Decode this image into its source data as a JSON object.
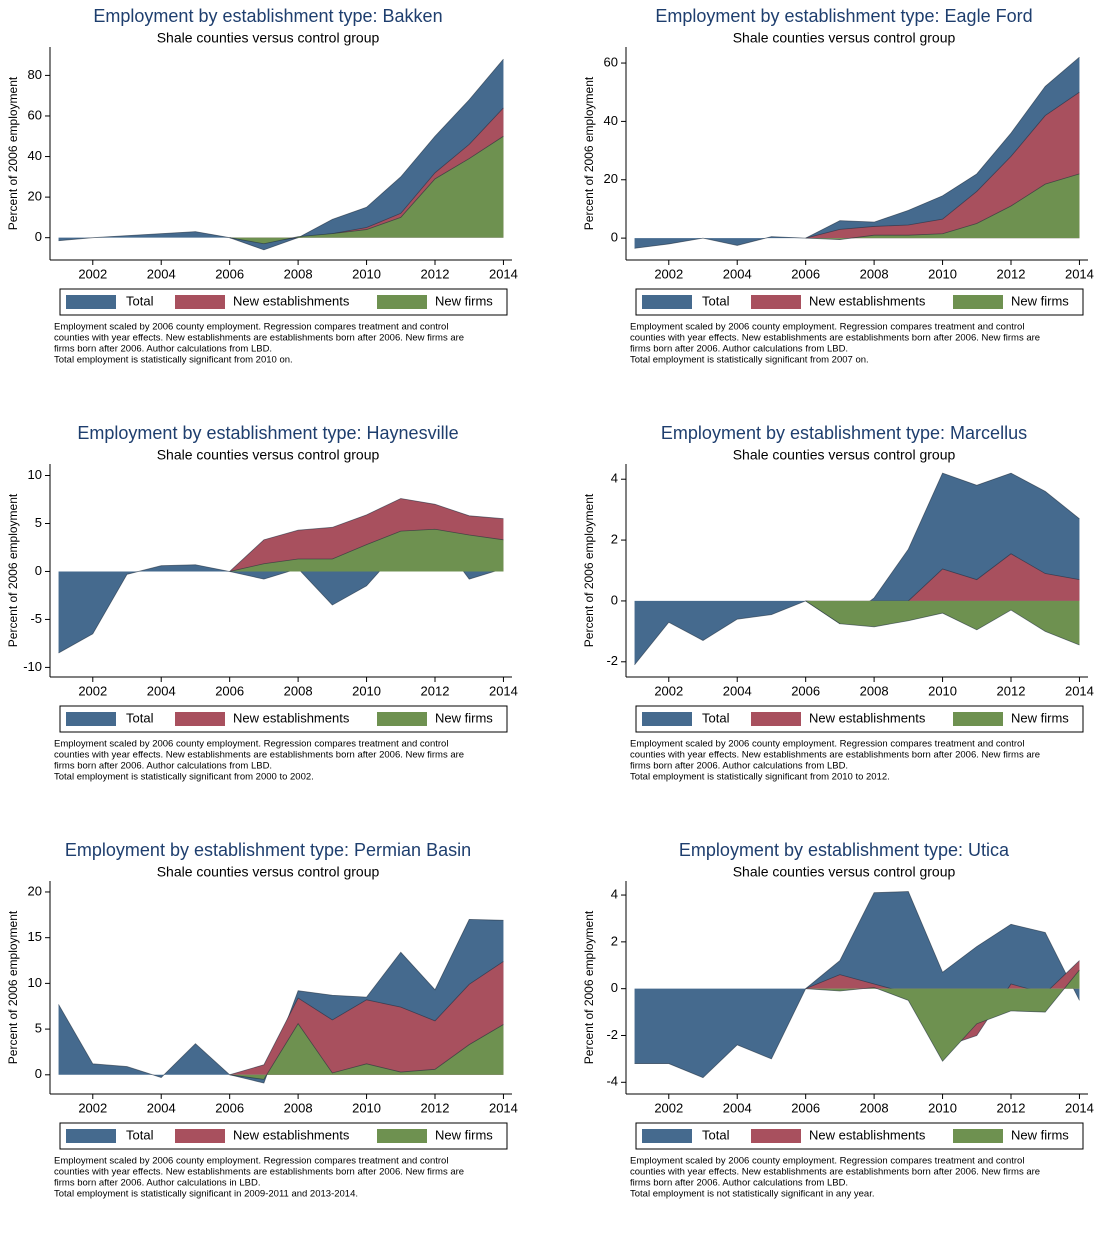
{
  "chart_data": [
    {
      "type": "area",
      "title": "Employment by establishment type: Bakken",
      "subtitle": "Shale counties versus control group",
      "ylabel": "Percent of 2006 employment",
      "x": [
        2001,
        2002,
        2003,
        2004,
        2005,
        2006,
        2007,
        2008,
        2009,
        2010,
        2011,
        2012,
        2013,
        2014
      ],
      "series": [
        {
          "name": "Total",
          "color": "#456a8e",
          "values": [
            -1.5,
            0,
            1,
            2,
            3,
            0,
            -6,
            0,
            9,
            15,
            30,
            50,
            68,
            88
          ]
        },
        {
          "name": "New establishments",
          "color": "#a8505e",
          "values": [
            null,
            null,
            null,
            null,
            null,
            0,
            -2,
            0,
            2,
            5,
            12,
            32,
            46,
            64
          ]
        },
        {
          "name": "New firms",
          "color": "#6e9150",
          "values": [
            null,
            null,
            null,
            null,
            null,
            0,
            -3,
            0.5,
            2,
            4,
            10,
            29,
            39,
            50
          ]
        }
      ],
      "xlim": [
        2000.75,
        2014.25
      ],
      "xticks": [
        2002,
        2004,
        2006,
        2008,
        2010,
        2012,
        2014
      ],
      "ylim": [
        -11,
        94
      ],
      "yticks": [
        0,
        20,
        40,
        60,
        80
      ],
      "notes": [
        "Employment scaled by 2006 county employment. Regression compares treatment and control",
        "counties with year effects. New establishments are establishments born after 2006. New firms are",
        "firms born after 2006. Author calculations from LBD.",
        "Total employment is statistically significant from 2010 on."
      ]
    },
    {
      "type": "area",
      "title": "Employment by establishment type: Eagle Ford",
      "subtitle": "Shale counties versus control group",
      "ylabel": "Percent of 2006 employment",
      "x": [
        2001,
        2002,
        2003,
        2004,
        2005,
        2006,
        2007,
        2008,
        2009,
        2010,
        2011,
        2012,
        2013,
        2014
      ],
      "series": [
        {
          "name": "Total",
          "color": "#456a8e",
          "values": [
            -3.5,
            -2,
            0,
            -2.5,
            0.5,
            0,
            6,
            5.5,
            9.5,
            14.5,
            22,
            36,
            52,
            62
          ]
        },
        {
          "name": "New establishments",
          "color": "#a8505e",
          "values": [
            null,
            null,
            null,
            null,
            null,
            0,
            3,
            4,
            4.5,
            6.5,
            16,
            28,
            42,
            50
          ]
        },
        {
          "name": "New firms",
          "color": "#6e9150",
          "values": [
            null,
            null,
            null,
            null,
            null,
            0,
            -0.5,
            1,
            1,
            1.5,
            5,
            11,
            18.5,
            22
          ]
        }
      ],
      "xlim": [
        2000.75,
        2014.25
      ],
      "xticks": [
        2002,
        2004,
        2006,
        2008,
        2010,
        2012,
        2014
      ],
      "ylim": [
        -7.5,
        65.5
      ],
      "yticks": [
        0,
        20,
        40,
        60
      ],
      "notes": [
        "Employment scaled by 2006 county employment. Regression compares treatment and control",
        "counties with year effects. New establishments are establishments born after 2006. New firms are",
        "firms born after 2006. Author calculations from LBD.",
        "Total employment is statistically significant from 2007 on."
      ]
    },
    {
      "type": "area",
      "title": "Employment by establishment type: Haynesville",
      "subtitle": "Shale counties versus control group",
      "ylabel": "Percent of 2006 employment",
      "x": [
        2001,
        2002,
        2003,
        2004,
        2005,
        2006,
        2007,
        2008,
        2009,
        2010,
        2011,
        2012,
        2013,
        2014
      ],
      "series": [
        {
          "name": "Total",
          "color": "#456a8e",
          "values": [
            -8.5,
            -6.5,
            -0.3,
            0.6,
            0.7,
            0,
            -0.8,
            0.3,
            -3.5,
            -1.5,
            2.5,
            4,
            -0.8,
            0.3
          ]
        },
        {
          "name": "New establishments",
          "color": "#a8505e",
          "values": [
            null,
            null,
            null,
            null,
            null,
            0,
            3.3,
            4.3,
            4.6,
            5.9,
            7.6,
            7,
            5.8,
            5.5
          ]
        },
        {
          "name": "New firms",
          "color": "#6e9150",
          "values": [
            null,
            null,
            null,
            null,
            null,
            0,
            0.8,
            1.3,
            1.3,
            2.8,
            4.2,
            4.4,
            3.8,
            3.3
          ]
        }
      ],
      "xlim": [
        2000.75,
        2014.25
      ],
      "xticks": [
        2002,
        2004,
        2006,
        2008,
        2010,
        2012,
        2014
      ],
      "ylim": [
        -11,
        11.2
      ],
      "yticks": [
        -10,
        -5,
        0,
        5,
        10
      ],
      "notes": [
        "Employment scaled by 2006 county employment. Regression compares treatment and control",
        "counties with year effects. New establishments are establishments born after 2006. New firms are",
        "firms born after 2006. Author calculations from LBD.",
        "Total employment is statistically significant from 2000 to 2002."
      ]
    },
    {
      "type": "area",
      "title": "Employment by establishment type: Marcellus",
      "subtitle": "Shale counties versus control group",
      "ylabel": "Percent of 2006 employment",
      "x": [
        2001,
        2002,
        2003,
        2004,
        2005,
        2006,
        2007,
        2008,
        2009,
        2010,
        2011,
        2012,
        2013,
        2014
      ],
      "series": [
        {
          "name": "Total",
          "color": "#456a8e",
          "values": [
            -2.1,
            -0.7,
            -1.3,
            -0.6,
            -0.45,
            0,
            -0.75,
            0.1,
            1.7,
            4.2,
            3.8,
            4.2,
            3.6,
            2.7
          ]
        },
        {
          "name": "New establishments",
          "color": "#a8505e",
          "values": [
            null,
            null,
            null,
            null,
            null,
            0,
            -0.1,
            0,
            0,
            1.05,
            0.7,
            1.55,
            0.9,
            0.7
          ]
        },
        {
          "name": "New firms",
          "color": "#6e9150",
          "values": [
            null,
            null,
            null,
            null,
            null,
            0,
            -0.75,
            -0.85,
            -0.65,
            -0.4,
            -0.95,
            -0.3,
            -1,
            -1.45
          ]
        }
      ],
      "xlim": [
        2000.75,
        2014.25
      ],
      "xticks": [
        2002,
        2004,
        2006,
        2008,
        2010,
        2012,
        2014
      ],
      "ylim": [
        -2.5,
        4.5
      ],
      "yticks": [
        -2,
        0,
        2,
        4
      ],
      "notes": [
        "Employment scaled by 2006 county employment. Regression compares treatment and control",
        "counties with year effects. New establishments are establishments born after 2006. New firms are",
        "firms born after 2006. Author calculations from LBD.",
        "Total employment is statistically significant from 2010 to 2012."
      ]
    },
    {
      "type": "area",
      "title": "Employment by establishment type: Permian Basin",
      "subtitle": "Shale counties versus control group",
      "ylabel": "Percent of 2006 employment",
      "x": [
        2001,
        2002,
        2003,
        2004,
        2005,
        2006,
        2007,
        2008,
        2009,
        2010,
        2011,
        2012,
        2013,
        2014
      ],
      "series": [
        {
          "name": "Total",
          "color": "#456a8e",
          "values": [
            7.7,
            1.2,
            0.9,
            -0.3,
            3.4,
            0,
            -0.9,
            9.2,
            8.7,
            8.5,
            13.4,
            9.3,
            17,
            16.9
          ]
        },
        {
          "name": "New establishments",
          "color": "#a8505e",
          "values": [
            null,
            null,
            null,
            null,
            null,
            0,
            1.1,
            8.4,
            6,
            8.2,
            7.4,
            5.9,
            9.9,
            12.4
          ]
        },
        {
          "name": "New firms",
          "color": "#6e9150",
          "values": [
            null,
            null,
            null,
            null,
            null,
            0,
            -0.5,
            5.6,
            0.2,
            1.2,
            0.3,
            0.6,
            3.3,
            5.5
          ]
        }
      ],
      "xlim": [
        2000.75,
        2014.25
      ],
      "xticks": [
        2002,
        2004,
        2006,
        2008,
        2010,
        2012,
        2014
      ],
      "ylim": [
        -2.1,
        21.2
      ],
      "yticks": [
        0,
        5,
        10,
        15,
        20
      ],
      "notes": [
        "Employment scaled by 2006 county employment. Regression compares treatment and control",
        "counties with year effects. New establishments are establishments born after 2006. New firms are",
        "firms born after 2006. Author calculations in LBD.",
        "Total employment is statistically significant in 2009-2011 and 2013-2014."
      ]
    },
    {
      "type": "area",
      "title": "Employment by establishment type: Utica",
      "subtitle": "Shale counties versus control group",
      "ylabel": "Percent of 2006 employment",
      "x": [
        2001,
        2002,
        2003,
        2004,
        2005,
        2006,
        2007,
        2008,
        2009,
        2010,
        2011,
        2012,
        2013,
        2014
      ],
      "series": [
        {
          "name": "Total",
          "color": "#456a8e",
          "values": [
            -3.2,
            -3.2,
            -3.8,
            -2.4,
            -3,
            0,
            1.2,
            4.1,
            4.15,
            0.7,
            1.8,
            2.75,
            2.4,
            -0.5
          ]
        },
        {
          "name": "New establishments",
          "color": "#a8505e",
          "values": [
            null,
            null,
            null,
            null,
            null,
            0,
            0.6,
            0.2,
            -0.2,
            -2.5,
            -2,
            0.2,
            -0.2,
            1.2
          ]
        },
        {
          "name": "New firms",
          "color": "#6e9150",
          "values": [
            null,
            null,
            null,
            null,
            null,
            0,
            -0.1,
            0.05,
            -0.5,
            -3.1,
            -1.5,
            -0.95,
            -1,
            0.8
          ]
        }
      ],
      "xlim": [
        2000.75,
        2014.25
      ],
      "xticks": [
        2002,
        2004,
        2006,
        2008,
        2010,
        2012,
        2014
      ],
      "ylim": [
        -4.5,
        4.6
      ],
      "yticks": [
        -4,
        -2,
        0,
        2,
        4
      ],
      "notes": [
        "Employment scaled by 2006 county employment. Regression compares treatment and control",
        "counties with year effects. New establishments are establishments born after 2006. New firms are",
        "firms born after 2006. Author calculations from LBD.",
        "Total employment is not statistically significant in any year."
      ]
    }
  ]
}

**Stated exercise**
In the entries above, identify each line that includes the string "significant", then copy it.

**Final result**
        "Total employment is statistically significant from 2010 on."
        "Total employment is statistically significant from 2007 on."
        "Total employment is statistically significant from 2000 to 2002."
        "Total employment is statistically significant from 2010 to 2012."
        "Total employment is statistically significant in 2009-2011 and 2013-2014."
        "Total employment is not statistically significant in any year."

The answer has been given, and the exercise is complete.